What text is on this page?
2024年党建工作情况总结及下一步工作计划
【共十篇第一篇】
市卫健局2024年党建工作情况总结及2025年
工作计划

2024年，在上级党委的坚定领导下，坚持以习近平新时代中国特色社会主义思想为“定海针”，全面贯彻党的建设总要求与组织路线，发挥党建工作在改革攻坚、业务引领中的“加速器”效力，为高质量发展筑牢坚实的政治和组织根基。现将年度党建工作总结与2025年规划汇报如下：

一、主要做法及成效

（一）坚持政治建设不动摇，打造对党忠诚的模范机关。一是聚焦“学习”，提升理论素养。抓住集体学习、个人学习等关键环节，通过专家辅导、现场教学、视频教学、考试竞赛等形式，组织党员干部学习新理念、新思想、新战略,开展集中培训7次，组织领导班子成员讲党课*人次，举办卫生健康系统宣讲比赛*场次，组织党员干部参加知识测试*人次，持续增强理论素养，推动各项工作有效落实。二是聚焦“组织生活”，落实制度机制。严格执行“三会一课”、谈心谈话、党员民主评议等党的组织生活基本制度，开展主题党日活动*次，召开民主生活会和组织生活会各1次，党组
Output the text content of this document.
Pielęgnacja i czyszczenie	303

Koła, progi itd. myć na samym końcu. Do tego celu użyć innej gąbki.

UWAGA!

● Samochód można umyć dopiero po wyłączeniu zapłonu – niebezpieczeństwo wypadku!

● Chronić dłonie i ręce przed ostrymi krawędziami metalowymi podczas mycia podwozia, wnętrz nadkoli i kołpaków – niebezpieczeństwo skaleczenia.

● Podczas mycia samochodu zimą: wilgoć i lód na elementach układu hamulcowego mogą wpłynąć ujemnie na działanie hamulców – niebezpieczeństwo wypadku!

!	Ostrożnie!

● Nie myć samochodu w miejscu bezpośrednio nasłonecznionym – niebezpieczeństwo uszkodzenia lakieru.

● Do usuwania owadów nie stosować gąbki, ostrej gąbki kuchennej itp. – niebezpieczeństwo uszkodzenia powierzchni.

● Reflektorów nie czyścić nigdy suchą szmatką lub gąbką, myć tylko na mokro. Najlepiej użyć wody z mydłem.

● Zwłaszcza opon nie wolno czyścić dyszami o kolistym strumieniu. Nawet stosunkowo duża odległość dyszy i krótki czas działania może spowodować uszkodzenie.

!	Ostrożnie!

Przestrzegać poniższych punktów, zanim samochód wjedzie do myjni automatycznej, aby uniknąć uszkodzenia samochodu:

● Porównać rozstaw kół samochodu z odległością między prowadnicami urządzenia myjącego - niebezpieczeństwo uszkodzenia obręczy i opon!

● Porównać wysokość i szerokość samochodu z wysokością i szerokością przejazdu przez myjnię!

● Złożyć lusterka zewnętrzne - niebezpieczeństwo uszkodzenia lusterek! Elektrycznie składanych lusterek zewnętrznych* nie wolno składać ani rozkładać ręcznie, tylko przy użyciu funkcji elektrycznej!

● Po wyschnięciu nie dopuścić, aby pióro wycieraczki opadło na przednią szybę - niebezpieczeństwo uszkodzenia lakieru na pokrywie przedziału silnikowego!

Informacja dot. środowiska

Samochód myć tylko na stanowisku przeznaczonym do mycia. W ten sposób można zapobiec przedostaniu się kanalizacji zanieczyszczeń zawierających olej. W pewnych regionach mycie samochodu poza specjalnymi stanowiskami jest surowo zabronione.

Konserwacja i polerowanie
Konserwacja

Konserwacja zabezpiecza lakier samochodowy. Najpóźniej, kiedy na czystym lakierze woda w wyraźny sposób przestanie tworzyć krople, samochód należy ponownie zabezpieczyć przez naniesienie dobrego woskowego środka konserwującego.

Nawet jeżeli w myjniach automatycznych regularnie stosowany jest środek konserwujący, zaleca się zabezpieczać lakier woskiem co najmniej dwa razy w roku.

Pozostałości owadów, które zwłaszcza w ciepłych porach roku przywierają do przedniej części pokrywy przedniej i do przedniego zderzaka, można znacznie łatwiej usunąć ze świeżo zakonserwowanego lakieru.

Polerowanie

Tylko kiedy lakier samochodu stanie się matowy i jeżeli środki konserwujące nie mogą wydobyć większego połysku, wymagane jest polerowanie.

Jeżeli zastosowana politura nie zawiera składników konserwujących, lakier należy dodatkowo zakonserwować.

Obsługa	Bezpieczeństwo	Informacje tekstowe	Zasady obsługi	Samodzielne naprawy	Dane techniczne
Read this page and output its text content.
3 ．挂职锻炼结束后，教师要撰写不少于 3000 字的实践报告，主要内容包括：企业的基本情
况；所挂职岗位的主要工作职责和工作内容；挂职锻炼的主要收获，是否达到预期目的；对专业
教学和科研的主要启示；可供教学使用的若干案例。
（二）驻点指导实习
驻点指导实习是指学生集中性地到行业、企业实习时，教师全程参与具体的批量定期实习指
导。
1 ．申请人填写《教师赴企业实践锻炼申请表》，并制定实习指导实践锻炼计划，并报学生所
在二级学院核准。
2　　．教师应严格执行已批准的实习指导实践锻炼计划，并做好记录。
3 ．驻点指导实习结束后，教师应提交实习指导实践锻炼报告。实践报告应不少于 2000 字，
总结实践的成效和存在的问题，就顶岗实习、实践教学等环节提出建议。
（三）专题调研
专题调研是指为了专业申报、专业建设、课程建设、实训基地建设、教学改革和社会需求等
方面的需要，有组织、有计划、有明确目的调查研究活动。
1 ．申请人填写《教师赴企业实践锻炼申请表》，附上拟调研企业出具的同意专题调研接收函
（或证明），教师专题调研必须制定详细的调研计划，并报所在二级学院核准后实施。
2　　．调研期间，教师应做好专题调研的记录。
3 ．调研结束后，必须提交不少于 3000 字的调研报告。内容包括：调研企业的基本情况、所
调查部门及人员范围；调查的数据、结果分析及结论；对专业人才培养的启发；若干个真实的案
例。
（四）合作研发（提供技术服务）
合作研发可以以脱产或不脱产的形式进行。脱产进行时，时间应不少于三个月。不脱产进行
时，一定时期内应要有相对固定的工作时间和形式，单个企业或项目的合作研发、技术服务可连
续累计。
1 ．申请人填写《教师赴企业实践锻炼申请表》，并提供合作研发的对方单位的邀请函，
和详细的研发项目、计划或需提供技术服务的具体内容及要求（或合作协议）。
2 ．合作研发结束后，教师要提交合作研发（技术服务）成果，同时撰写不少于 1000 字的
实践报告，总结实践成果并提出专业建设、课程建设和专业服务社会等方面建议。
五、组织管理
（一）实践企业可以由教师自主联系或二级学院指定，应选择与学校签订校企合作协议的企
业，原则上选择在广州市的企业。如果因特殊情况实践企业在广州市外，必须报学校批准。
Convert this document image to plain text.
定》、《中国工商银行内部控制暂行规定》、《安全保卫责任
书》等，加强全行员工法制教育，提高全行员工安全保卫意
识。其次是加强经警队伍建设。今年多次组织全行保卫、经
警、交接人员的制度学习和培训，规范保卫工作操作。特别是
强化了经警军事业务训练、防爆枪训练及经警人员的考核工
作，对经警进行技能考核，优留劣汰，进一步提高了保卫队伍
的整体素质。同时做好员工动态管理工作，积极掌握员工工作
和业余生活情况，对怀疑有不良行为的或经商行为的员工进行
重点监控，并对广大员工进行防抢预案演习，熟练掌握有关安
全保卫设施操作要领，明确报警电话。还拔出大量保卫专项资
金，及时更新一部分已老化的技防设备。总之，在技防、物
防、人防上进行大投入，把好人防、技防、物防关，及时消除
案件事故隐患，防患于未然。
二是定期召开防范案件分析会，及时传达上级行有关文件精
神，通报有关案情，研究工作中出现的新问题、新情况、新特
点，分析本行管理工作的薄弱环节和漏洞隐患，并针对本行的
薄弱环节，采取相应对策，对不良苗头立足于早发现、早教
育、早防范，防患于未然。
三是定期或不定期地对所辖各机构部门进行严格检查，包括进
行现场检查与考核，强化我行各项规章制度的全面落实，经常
-=-=-
(Your instructions)
From the listing above, collect every line that mentions the word "mogą".

(The result)
● Podczas mycia samochodu zimą: wilgoć i lód na elementach układu hamulcowego mogą wpłynąć ujemnie na działanie hamulców – niebezpieczeństwo wypadku!
Tylko kiedy lakier samochodu stanie się matowy i jeżeli środki konserwujące nie mogą wydobyć większego połysku, wymagane jest polerowanie.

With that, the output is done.